◆ **Instructions to follow**
Search the data below for "Alviano"; list each line that holds it.

◆ **Dataset records**
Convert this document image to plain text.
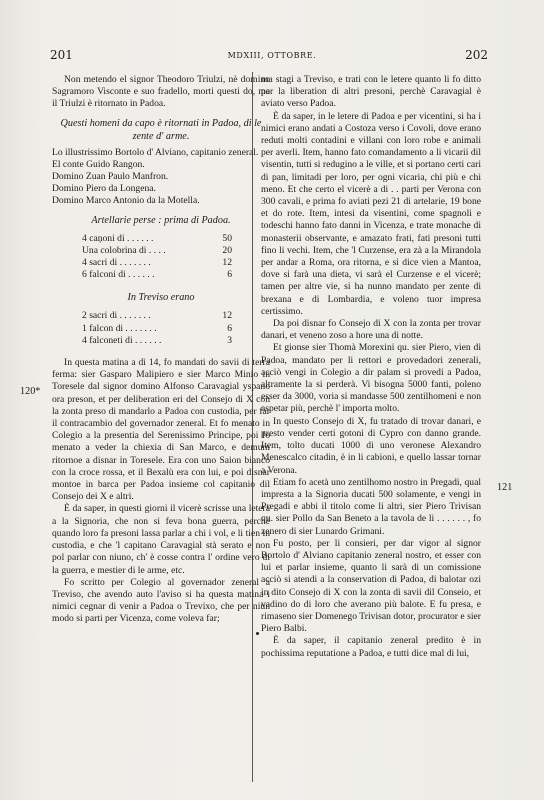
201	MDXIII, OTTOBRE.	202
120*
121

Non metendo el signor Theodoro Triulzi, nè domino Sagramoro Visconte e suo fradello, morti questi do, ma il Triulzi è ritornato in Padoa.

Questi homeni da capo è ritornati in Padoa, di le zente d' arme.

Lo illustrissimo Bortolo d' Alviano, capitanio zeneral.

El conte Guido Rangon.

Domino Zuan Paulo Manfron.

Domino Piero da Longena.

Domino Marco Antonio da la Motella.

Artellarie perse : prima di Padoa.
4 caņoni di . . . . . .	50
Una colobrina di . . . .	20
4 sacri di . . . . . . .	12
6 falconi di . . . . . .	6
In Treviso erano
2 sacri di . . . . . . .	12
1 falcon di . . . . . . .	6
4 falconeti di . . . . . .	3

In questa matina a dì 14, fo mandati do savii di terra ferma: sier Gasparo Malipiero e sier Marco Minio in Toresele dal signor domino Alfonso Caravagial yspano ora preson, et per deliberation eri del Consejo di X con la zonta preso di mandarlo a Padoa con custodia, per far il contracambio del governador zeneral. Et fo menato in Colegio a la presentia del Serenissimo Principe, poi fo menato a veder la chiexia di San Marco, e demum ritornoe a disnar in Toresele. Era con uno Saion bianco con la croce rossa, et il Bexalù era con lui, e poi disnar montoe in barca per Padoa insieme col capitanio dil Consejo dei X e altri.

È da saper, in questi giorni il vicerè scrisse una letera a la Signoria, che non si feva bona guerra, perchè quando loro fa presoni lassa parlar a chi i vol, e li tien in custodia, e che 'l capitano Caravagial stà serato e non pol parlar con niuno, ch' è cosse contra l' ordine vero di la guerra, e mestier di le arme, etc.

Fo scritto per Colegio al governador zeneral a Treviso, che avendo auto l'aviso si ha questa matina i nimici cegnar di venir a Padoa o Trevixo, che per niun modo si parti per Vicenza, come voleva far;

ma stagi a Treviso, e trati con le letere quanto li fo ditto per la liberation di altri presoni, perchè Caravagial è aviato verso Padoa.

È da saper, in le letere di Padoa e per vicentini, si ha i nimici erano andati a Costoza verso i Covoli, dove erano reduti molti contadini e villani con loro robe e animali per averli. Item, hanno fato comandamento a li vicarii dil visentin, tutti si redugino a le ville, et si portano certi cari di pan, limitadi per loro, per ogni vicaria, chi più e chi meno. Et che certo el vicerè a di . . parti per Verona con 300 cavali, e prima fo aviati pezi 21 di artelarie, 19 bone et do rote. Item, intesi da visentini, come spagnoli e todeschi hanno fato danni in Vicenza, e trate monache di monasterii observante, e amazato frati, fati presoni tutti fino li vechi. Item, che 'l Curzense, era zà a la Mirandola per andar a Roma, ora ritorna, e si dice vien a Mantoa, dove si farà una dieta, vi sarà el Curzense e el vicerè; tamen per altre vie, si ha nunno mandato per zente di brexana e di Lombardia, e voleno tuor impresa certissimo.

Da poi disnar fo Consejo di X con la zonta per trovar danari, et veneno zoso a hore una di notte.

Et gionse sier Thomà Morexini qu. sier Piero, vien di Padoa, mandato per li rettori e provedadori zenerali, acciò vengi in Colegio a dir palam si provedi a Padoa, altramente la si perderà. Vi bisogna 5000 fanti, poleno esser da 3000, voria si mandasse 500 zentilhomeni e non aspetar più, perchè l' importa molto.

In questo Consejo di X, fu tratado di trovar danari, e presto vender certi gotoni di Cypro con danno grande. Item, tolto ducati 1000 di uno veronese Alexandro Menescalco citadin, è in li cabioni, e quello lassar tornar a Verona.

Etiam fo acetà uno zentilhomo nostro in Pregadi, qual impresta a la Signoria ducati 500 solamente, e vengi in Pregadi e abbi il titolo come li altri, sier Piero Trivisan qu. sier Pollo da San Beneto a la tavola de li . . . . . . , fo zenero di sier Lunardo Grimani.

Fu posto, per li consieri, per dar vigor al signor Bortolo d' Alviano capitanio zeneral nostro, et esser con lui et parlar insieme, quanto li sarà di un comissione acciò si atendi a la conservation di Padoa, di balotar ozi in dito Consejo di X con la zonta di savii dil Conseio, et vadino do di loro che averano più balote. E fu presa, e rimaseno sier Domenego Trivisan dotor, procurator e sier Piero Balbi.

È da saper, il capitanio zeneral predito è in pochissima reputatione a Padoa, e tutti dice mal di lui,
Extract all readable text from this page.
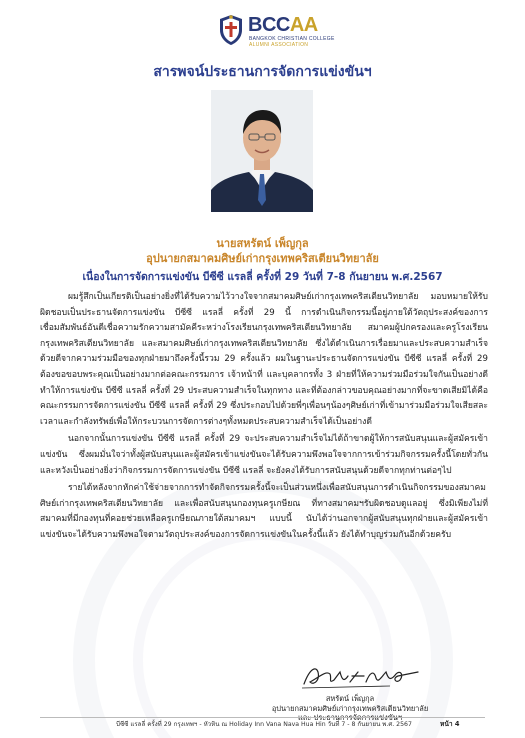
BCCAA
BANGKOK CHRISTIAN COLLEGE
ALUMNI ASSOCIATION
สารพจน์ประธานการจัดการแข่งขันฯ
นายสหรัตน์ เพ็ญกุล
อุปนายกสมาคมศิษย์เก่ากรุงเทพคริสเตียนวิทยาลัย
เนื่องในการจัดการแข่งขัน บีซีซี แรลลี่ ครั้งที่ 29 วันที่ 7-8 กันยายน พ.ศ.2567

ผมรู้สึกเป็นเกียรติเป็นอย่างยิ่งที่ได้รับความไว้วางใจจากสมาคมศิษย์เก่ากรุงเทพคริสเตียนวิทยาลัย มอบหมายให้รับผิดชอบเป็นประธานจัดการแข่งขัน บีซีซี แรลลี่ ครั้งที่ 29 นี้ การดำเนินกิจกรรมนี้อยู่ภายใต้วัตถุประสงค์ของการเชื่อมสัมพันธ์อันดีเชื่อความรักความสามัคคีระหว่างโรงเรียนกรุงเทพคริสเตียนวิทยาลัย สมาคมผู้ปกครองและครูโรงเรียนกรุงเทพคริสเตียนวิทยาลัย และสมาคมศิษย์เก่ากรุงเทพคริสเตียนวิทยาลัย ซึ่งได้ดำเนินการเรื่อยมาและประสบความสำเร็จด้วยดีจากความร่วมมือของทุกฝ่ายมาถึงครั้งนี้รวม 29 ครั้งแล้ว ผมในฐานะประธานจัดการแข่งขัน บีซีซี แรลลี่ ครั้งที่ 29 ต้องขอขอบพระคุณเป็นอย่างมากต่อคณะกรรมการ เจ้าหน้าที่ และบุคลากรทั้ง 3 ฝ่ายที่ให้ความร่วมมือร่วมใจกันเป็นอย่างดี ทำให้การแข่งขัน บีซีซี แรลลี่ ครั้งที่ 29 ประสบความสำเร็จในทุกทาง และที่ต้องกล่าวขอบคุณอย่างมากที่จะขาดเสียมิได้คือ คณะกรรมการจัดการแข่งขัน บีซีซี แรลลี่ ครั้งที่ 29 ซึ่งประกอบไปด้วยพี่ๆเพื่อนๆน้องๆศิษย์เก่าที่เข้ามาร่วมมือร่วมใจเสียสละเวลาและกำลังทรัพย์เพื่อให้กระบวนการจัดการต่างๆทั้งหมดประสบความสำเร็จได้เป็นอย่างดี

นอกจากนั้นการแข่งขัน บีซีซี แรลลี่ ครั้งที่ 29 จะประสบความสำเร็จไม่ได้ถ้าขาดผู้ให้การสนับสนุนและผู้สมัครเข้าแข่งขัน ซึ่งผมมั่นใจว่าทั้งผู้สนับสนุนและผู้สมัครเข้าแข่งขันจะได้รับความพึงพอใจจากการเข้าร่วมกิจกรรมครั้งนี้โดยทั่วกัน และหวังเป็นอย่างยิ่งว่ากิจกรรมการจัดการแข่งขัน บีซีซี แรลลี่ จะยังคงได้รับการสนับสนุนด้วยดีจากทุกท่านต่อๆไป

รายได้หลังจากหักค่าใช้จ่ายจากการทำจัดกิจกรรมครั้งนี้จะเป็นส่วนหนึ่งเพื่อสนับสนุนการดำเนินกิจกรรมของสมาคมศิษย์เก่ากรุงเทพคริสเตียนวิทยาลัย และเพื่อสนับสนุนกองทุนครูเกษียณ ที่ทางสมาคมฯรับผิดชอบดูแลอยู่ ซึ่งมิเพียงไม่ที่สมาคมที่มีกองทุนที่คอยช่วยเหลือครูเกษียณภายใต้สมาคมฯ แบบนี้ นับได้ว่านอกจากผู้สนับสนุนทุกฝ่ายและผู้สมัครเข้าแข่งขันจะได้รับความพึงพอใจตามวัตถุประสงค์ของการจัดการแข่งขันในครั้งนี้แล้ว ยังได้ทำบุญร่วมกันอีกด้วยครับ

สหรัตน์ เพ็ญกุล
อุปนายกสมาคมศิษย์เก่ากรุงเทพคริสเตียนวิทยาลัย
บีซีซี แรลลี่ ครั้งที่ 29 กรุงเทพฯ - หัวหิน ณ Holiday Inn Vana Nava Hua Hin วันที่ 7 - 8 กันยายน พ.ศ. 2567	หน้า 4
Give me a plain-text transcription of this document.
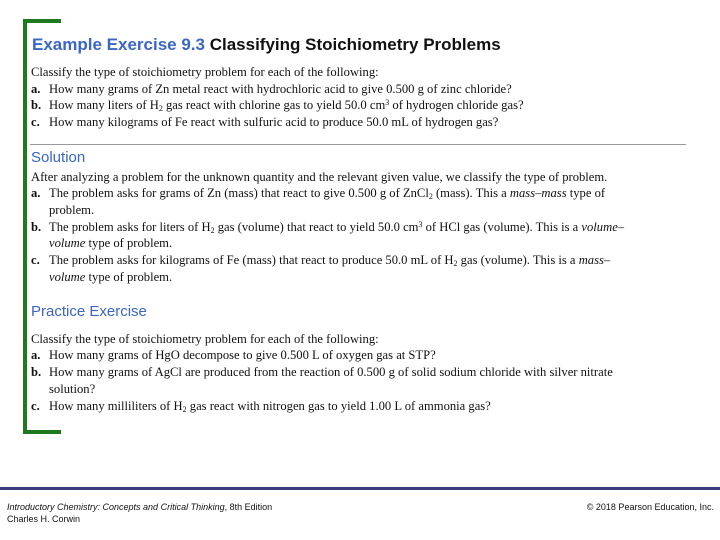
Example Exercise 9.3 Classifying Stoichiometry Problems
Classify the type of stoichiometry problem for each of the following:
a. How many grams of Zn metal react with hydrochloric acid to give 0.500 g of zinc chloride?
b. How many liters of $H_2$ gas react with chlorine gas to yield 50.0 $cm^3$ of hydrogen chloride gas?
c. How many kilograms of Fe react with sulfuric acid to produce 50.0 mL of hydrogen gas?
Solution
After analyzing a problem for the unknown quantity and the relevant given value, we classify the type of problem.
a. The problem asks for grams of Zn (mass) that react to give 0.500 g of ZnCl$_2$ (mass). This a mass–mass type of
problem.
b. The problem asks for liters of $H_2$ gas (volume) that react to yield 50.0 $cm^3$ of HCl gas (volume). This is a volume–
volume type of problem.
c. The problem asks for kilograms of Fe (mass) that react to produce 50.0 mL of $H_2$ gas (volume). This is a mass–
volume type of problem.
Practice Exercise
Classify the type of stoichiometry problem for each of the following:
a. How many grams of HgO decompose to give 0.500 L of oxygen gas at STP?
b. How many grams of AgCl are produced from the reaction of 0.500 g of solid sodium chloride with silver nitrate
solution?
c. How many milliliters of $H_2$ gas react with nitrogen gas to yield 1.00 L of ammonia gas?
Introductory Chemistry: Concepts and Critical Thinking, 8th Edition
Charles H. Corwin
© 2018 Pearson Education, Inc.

--

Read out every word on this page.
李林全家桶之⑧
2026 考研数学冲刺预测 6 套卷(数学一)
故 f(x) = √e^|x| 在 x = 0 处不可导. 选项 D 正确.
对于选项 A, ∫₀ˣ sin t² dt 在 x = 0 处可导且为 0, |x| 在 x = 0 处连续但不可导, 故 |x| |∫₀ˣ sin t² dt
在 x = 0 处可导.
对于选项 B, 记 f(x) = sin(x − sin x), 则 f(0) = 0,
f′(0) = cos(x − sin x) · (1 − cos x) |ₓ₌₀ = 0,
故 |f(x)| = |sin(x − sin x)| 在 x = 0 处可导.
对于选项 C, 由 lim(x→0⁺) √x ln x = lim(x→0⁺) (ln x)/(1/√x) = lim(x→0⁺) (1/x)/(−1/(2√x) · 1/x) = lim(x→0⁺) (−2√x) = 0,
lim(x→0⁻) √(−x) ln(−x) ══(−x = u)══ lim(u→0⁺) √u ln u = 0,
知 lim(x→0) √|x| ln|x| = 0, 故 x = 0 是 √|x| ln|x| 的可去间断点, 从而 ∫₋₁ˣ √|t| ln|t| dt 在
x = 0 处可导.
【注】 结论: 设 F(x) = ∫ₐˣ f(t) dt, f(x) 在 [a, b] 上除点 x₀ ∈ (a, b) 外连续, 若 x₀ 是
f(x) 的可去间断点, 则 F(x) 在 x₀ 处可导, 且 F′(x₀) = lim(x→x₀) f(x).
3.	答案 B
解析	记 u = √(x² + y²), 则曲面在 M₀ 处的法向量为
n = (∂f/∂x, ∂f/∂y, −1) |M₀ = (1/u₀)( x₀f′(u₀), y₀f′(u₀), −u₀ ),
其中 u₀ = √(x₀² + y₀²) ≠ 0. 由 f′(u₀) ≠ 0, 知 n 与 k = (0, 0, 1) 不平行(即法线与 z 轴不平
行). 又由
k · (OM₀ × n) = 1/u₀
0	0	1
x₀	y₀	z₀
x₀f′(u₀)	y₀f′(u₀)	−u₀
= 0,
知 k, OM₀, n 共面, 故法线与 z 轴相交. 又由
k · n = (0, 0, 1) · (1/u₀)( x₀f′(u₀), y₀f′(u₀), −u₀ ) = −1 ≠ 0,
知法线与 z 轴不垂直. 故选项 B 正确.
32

==

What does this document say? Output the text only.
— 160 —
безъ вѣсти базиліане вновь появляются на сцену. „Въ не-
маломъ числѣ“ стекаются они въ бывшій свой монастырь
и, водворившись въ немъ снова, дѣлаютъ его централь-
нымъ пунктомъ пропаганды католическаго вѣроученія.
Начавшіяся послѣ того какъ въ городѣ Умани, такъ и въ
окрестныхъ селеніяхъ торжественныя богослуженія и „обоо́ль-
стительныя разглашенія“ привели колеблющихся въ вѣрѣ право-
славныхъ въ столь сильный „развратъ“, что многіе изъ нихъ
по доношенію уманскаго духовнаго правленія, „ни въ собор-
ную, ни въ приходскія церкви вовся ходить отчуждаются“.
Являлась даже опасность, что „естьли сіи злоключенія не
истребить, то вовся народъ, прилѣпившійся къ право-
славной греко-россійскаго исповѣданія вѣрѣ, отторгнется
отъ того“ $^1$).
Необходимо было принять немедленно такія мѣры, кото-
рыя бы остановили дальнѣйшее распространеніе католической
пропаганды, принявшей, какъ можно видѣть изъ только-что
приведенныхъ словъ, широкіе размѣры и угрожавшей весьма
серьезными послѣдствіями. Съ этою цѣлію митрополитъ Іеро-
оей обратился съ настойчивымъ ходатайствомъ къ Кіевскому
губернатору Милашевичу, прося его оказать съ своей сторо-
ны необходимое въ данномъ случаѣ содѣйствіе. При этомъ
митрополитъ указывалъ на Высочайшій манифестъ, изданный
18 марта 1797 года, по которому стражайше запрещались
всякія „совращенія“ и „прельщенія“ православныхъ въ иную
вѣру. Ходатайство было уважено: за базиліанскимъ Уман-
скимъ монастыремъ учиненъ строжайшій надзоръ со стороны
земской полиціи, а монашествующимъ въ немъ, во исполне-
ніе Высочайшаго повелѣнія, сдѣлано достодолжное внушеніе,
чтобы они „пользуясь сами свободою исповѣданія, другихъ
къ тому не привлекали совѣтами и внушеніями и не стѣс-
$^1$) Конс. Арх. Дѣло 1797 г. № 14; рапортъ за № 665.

◆ **Completed task**
Lo illustrissimo Bortolo d' Alviano, capitanio zeneral.
Fu posto, per li consieri, per dar vigor al signor Bortolo d' Alviano capitanio zeneral nostro, et esser con lui et parlar insieme, quanto li sarà di un comissione acciò si atendi a la conservation di Padoa, di balotar ozi in dito Consejo di X con la zonta di savii dil Conseio, et vadino do di loro che averano più balote. E fu presa, e rimaseno sier Domenego Trivisan dotor, procurator e sier Piero Balbi.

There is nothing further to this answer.